GIVEN PROBLEM:
Provide only the number of lines in the data below that contain the word "into".

[Start of MATERIALS PROVIDED]

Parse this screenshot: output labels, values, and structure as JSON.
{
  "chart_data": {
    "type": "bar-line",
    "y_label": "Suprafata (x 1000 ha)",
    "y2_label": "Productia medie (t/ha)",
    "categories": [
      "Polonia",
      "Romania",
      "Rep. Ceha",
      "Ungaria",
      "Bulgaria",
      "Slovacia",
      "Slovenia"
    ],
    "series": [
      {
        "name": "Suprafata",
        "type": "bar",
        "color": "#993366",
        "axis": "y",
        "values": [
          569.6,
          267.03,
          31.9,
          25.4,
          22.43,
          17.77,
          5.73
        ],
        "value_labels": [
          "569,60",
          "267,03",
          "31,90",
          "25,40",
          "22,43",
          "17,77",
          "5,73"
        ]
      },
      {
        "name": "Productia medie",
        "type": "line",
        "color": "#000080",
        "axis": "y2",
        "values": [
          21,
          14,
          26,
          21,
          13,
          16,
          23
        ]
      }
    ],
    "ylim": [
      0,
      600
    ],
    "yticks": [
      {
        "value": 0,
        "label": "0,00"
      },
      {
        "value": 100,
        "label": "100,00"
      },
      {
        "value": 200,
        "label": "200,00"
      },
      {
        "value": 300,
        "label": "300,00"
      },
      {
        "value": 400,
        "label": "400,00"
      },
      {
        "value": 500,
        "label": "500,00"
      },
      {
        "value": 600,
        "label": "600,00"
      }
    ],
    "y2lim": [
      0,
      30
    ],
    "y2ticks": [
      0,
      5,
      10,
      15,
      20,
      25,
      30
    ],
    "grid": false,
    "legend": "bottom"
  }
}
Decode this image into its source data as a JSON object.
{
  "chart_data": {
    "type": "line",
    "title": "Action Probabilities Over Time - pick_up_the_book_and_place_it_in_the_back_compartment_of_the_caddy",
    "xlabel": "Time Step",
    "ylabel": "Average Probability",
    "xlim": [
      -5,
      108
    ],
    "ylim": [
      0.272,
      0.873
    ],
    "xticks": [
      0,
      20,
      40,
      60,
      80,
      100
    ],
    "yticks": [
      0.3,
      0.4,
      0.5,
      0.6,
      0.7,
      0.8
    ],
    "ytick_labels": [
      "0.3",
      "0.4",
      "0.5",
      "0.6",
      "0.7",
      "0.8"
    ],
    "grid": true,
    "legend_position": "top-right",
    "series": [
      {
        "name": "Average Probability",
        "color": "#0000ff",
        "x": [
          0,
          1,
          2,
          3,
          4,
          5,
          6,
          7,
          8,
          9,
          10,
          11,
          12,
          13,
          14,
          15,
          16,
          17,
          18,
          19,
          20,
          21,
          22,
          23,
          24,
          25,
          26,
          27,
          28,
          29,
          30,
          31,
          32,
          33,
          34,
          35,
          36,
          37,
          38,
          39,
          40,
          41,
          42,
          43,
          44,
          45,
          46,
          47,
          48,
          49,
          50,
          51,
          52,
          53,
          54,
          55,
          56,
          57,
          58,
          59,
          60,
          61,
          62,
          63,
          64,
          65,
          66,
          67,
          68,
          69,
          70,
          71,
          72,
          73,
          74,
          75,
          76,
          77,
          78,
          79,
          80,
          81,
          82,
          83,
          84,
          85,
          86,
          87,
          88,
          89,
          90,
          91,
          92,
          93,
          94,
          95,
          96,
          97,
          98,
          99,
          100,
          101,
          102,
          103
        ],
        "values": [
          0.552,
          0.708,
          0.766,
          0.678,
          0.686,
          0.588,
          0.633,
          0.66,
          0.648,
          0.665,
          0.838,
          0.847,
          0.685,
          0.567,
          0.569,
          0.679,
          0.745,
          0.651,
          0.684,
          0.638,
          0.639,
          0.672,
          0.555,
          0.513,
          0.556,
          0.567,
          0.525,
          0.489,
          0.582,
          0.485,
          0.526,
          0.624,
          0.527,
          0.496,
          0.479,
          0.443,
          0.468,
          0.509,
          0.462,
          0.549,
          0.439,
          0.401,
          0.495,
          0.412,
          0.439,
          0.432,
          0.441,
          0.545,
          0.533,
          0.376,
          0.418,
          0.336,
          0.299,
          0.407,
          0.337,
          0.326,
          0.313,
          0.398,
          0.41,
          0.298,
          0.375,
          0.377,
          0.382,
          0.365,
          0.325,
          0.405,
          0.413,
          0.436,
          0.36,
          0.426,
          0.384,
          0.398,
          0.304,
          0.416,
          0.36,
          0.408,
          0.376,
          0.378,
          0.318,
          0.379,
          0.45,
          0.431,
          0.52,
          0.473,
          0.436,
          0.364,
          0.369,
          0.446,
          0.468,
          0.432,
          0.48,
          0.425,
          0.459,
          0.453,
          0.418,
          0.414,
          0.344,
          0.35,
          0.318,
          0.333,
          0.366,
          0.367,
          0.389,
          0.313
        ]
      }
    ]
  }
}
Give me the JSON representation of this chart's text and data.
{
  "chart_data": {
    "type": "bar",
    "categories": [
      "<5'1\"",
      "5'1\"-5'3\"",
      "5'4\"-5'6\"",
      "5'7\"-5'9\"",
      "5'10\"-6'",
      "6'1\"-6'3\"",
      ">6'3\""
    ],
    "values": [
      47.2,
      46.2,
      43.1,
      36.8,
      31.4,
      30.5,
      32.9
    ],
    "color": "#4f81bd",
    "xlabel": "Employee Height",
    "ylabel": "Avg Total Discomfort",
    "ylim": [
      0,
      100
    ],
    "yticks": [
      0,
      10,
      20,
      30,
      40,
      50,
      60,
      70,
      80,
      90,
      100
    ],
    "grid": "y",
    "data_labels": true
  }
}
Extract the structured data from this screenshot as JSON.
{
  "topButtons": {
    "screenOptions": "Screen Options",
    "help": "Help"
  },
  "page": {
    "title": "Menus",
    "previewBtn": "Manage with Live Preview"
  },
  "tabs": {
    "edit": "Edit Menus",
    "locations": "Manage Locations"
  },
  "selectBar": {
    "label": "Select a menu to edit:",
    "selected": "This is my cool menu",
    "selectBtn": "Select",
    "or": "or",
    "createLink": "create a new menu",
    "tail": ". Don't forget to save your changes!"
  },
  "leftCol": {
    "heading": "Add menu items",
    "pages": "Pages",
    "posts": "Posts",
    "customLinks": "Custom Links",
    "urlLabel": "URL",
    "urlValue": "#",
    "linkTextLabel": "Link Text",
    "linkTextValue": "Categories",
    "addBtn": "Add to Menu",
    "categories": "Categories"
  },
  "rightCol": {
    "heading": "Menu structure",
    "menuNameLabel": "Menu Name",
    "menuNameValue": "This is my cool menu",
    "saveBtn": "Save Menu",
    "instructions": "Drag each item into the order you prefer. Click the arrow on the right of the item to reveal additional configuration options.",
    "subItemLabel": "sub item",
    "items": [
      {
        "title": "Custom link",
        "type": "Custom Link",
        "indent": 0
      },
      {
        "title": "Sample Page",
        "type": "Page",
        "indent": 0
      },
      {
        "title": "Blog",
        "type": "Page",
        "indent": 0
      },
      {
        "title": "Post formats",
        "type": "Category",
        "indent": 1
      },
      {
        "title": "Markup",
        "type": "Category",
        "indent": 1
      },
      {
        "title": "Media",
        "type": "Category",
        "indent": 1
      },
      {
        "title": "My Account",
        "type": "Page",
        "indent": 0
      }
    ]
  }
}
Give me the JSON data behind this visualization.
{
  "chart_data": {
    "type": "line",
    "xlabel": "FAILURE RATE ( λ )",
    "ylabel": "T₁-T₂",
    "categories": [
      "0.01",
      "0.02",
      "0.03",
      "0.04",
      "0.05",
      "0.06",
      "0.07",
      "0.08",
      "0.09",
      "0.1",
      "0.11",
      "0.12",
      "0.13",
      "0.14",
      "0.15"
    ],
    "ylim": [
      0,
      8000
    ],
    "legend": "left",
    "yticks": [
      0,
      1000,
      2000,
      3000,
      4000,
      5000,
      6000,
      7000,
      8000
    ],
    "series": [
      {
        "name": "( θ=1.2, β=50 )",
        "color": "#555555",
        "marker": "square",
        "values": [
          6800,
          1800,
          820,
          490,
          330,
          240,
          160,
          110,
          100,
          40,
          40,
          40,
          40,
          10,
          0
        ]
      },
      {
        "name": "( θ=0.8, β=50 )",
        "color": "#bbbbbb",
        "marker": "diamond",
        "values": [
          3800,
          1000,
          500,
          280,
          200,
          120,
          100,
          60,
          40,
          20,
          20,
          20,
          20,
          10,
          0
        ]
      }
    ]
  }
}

[End of MATERIALS PROVIDED]

FINAL RESULT:
2